◆ **INFORMATION GIVEN**
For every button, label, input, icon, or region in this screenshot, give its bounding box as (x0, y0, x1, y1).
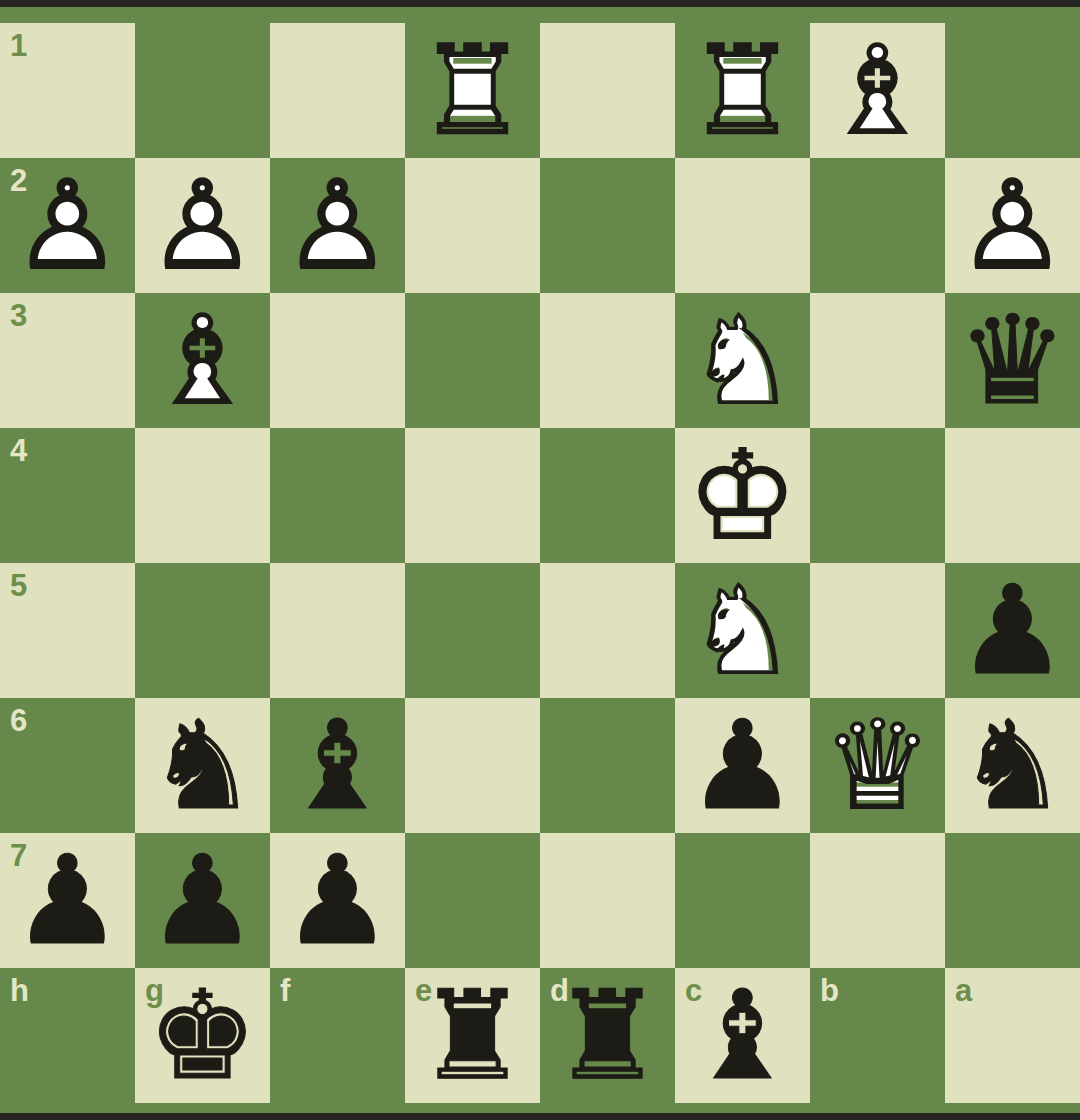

* * *

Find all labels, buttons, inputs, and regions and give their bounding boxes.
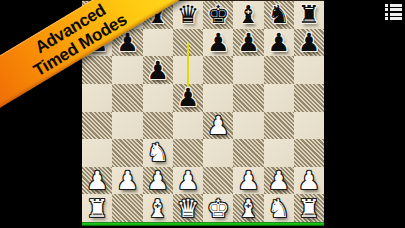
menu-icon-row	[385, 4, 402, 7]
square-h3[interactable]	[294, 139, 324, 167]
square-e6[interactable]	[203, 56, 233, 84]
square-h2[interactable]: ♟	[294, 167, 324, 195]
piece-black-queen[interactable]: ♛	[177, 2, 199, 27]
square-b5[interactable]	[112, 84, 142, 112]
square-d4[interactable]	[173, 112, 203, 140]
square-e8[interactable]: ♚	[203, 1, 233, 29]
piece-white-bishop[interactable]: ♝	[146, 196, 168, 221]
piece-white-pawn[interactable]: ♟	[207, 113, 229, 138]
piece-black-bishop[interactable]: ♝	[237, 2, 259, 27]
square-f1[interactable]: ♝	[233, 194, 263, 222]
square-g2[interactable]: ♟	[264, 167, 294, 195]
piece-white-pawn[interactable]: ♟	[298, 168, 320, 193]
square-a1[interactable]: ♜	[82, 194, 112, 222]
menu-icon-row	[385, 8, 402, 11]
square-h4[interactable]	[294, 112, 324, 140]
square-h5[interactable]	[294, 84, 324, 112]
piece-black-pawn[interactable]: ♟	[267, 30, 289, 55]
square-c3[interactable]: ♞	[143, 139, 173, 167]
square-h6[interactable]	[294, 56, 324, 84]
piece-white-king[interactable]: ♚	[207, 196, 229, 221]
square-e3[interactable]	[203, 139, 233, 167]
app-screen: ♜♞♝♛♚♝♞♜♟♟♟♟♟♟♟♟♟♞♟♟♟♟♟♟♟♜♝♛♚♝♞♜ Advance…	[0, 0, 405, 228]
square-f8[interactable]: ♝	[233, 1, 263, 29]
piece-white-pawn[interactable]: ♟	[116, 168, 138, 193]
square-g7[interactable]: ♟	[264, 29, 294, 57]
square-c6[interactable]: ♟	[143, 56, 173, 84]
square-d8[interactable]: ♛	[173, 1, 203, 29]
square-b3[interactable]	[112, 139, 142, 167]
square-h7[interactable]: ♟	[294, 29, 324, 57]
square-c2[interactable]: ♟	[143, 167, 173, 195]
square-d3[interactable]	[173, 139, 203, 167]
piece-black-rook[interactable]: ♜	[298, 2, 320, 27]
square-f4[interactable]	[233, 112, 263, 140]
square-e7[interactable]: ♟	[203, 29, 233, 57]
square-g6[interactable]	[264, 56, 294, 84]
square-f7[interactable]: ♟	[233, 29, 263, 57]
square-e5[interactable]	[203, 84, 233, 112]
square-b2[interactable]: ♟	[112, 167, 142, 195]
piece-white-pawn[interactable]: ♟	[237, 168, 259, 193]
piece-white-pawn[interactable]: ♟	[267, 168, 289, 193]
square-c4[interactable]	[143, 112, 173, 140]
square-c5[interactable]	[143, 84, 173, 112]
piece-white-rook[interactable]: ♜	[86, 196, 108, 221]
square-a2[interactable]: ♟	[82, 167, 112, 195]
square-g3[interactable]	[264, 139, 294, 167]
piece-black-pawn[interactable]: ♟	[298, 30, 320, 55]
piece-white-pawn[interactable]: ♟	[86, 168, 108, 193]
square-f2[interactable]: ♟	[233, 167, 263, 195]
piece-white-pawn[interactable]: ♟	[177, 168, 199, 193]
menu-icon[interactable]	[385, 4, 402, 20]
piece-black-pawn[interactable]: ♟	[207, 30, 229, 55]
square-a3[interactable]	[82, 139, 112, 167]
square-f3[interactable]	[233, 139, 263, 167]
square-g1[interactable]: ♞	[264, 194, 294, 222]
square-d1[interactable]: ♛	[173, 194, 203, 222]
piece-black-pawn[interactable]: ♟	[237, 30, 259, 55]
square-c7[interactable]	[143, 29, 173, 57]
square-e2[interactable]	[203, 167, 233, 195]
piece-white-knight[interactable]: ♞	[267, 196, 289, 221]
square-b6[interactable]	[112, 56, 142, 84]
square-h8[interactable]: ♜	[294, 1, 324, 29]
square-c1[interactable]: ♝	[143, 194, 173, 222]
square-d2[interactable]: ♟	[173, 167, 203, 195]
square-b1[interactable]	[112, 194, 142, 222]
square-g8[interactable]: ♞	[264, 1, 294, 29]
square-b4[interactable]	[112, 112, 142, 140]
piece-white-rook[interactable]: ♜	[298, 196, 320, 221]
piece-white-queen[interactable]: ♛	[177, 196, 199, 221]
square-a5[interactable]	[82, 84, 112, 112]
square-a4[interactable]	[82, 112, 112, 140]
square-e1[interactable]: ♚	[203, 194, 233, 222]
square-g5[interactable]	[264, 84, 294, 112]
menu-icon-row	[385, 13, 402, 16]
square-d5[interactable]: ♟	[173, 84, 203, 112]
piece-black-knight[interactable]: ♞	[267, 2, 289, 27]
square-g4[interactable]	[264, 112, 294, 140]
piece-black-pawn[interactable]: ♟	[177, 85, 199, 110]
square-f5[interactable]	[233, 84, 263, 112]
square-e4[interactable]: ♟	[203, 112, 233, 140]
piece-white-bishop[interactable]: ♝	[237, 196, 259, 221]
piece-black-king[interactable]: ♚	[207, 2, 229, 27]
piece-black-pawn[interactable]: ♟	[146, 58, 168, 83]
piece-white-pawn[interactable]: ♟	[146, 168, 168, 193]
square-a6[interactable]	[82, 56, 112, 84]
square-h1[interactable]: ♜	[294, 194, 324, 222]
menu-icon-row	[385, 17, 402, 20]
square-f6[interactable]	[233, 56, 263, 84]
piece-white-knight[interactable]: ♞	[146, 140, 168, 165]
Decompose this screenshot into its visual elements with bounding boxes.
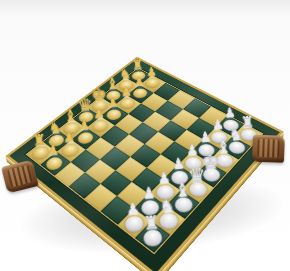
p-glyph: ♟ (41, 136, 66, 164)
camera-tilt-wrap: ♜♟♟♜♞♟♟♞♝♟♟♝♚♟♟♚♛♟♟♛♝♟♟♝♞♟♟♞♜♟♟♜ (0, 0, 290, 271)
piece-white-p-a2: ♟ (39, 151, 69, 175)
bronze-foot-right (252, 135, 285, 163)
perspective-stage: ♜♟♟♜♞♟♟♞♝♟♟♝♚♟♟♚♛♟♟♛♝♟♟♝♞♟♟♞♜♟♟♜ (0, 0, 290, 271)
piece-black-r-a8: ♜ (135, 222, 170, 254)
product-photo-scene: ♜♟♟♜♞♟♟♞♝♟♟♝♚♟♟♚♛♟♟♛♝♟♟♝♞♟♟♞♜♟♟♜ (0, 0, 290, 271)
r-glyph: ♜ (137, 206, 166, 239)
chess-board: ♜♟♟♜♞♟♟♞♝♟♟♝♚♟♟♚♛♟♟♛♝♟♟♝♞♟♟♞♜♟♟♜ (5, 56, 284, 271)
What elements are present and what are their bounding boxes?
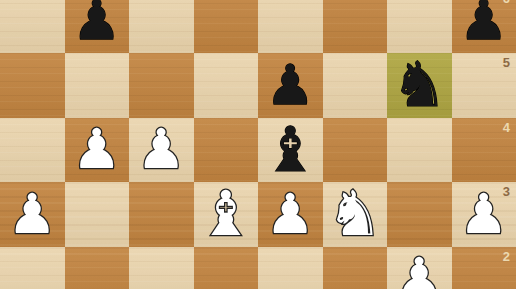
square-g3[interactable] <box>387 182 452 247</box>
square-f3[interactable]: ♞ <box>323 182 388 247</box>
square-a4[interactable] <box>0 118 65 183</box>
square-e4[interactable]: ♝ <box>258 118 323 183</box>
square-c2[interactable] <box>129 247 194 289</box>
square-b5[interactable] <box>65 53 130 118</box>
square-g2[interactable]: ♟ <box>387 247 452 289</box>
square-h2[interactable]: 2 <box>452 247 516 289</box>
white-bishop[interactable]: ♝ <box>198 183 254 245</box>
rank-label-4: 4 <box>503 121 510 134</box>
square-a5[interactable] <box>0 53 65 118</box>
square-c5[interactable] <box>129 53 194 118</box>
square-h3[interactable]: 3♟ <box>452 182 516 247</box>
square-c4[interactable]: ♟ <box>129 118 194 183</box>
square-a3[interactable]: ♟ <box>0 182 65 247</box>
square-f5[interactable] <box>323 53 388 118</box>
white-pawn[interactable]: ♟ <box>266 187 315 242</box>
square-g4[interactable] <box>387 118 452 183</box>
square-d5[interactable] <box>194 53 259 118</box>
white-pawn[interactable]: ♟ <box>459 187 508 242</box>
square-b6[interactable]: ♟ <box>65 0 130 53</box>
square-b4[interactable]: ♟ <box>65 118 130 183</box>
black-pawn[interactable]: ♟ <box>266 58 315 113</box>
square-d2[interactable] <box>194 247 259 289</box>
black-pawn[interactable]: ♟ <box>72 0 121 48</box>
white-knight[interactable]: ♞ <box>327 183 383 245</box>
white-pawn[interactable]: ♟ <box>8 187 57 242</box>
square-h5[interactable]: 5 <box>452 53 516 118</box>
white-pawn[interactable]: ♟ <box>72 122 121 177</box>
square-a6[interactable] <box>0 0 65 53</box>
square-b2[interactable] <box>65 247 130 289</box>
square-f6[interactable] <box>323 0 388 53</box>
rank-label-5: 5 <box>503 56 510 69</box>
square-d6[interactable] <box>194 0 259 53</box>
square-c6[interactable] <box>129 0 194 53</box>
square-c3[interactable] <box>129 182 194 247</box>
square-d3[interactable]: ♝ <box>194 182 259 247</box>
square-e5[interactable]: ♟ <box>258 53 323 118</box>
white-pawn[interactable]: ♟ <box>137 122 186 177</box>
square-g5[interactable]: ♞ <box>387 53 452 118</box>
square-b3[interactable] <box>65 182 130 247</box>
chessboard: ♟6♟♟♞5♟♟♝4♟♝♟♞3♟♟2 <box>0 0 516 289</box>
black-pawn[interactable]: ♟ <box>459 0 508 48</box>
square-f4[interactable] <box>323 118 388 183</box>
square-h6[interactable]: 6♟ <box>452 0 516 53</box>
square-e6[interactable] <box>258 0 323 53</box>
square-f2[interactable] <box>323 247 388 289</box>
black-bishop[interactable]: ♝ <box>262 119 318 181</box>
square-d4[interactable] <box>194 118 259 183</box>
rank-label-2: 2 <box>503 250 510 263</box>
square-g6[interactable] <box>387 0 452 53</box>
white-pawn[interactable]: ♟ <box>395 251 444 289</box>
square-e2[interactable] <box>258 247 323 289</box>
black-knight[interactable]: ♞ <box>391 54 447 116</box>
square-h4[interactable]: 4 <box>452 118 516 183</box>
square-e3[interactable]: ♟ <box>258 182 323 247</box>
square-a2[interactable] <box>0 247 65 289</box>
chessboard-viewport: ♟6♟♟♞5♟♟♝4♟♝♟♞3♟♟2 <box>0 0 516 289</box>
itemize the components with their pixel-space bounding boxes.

◆ **EXERCISE BRIEF**
Turn the material above, everything from the line containing "Find all labels, buttons, inputs, and" down to the line containing "112, 203, 140]" (both included), into a two-column CSV with the columns request and boxes, one row per request. Put each field in quotes, replace its line breaks with spaces, and leave the pictures out.

◆ **OUTPUT OF THE EXERCISE**
request,boxes
"Find all labels, buttons, inputs, and regions and give their bounding boxes.","menu-icon-row	[385, 4, 402, 7] square-h3[interactable]	[294, 139, 324, 167] square-e6[interactable]	[203, 56, 233, 84] square-h2[interactable]: ♟	[294, 167, 324, 195] piece-black-queen[interactable]: ♛	[177, 2, 199, 27] square-b5[interactable]	[112, 84, 142, 112] square-d4[interactable]	[173, 112, 203, 140]"